**Set exercise**
Show all lines holding "info".
==================================================
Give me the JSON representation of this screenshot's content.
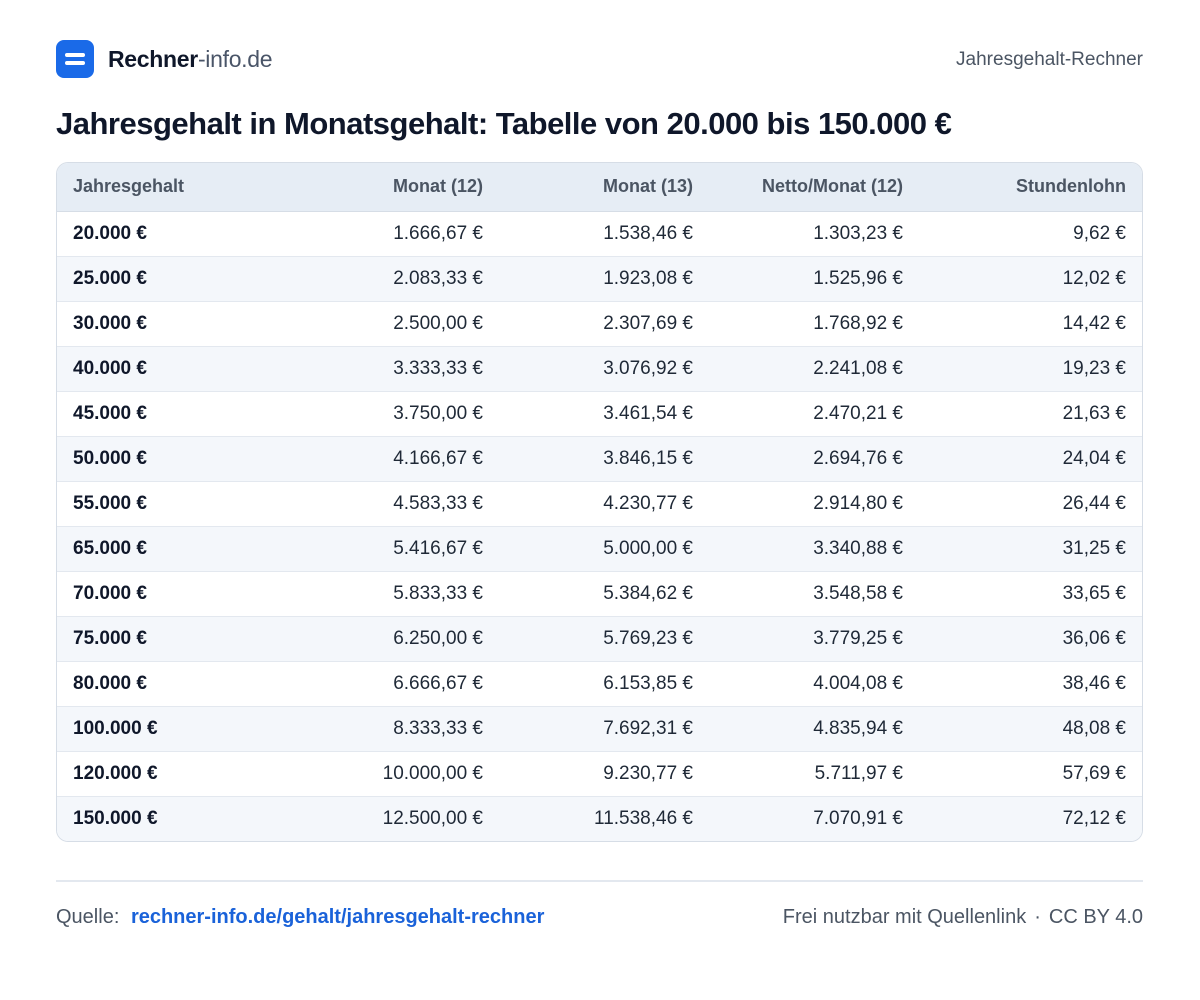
{
  "header": {
    "brand": "Rechner",
    "domain": "-info.de",
    "right_label": "Jahresgehalt-Rechner",
    "logo_icon": "equals-icon"
  },
  "title": "Jahresgehalt in Monatsgehalt: Tabelle von 20.000 bis 150.000 €",
  "table": {
    "columns": [
      "Jahresgehalt",
      "Monat (12)",
      "Monat (13)",
      "Netto/Monat (12)",
      "Stundenlohn"
    ],
    "rows": [
      [
        "20.000 €",
        "1.666,67 €",
        "1.538,46 €",
        "1.303,23 €",
        "9,62 €"
      ],
      [
        "25.000 €",
        "2.083,33 €",
        "1.923,08 €",
        "1.525,96 €",
        "12,02 €"
      ],
      [
        "30.000 €",
        "2.500,00 €",
        "2.307,69 €",
        "1.768,92 €",
        "14,42 €"
      ],
      [
        "40.000 €",
        "3.333,33 €",
        "3.076,92 €",
        "2.241,08 €",
        "19,23 €"
      ],
      [
        "45.000 €",
        "3.750,00 €",
        "3.461,54 €",
        "2.470,21 €",
        "21,63 €"
      ],
      [
        "50.000 €",
        "4.166,67 €",
        "3.846,15 €",
        "2.694,76 €",
        "24,04 €"
      ],
      [
        "55.000 €",
        "4.583,33 €",
        "4.230,77 €",
        "2.914,80 €",
        "26,44 €"
      ],
      [
        "65.000 €",
        "5.416,67 €",
        "5.000,00 €",
        "3.340,88 €",
        "31,25 €"
      ],
      [
        "70.000 €",
        "5.833,33 €",
        "5.384,62 €",
        "3.548,58 €",
        "33,65 €"
      ],
      [
        "75.000 €",
        "6.250,00 €",
        "5.769,23 €",
        "3.779,25 €",
        "36,06 €"
      ],
      [
        "80.000 €",
        "6.666,67 €",
        "6.153,85 €",
        "4.004,08 €",
        "38,46 €"
      ],
      [
        "100.000 €",
        "8.333,33 €",
        "7.692,31 €",
        "4.835,94 €",
        "48,08 €"
      ],
      [
        "120.000 €",
        "10.000,00 €",
        "9.230,77 €",
        "5.711,97 €",
        "57,69 €"
      ],
      [
        "150.000 €",
        "12.500,00 €",
        "11.538,46 €",
        "7.070,91 €",
        "72,12 €"
      ]
    ]
  },
  "footer": {
    "source_label": "Quelle:",
    "source_link": "rechner-info.de/gehalt/jahresgehalt-rechner",
    "license_text": "Frei nutzbar mit Quellenlink",
    "separator": "·",
    "license_name": "CC BY 4.0"
  },
  "colors": {
    "accent": "#1a6ae8",
    "link": "#1a62d9",
    "header_bg": "#e6edf5",
    "zebra_bg": "#f4f7fb"
  }
}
==================================================
**Result below**
    "domain": "-info.de",
    "source_link": "rechner-info.de/gehalt/jahresgehalt-rechner",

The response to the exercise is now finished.